Reply with one number: the count of lines in the data that hold the string "треугольника".

Start SUPPLIED MATERIAL

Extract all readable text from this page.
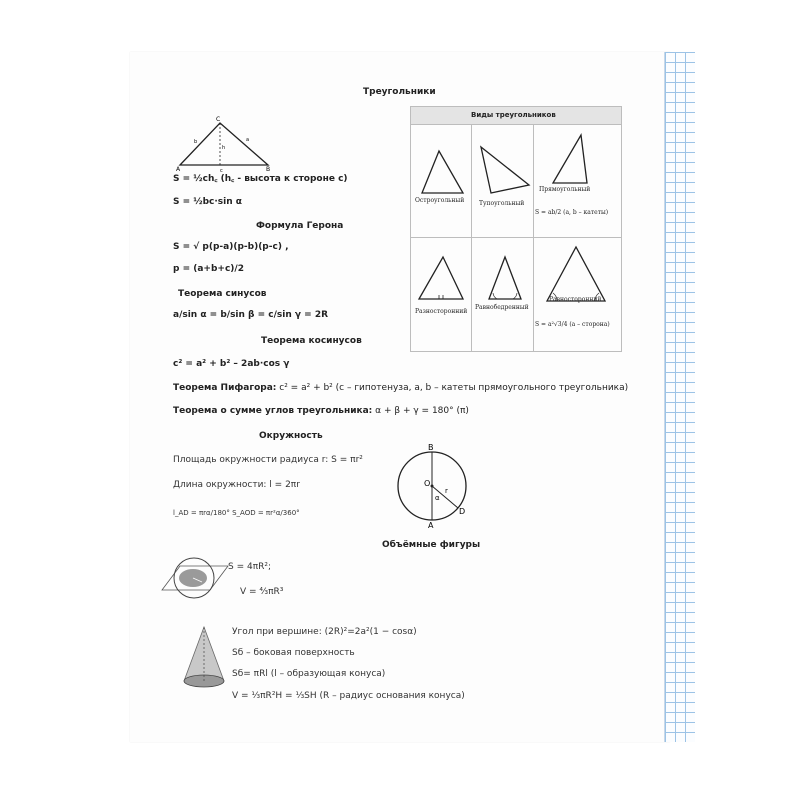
Треугольники
C
A	B
c
a
b
h
S = ½ch꜀ (h꜀ - высота к стороне c)
S = ½bc·sin α
Формула Герона
S = √ p(p-a)(p-b)(p-c) ,
p = (a+b+c)/2
Теорема синусов
a/sin α = b/sin β = c/sin γ = 2R
Теорема косинусов
c² = a² + b² – 2ab·cos γ
Теорема Пифагора: c² = a² + b² (c – гипотенуза, a, b – катеты прямоугольного треугольника)
Теорема о сумме углов треугольника: α + β + γ = 180° (π)
Виды треугольников
Остроугольный Тупоугольный
Прямоугольный
S = ab/2 (a, b – катеты)
Разносторонний
Равнобедренный
Равносторонний
S = a²√3/4 (a – сторона)
Окружность
Площадь окружности радиуса r: S = πr²
Длина окружности: l = 2πr
l_AD = πrα/180° S_AOD = πr²α/360°
B
A
O
D
r
α
Объёмные фигуры
S = 4πR²;
V = ⁴⁄₃πR³
Угол при вершине: (2R)²=2a²(1 − cosα)
Sб – боковая поверхность
Sб= πRl (l – образующая конуса)
V = ⅓πR²H = ⅓SH (R – радиус основания конуса)
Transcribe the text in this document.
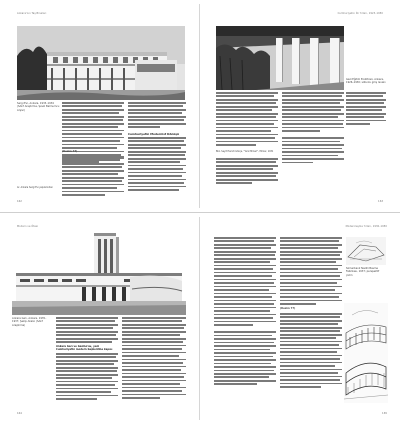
Ankara'nın Taş Binaları
Sergi Evi, Ankara, 1933–1934 (SALT Araştırma, Şevki Balmumcu Arşivi)
(Resim 73)
Cumhuriyetin Modernist Dönüşü
Ar. Ankara Sergi Evi yapılarından
162
Cumhuriyetin İlk Yılları, 1923–1950
Gazi Eğitim Enstitüsü, Ankara, 1926–1930; sütunlu giriş revakı
Bkz. Seyit Hamdi Gökçe, "Yeni Mimari", Mimar, 1931
163
Modern ve Ötesi
Ankara Garı, Ankara, 1935–1937; Şekip Akalın (SALT Araştırma)
Ankara Garı ve Gazino'su, yeni Cumhuriyetin modern başkentine kapısı
164
Modernleşme Yılları, 1930–1950
(Resim 77)
Sümerbank Nazilli Basma Fabrikası, 1937; perspektif çizim
165
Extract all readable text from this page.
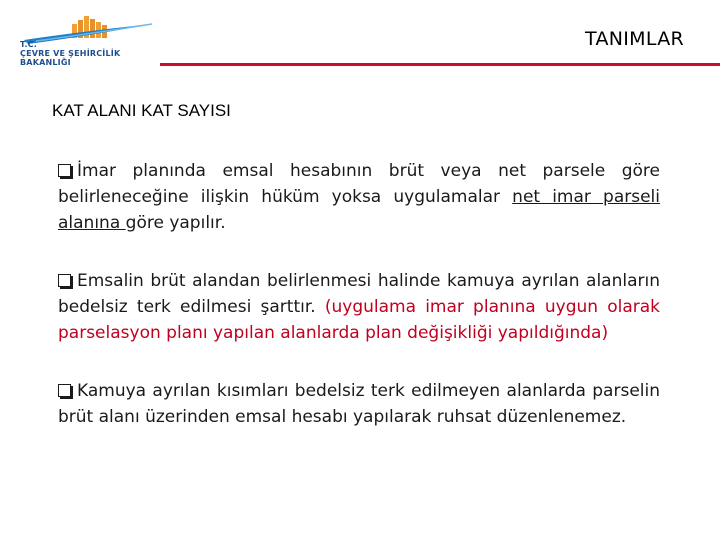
T.C.
ÇEVRE VE ŞEHİRCİLİK
BAKANLIĞI
TANIMLAR
KAT ALANI KAT SAYISI

İmar planında emsal hesabının brüt veya net parsele göre belirleneceğine ilişkin hüküm yoksa uygulamalar net imar parseli alanına göre yapılır.

Emsalin brüt alandan belirlenmesi halinde kamuya ayrılan alanların bedelsiz terk edilmesi şarttır. (uygulama imar planına uygun olarak parselasyon planı yapılan alanlarda plan değişikliği yapıldığında)

Kamuya ayrılan kısımları bedelsiz terk edilmeyen alanlarda parselin brüt alanı üzerinden emsal hesabı yapılarak ruhsat düzenlenemez.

End SUPPLIED MATERIAL

_EXERCISE SOLUTION_
2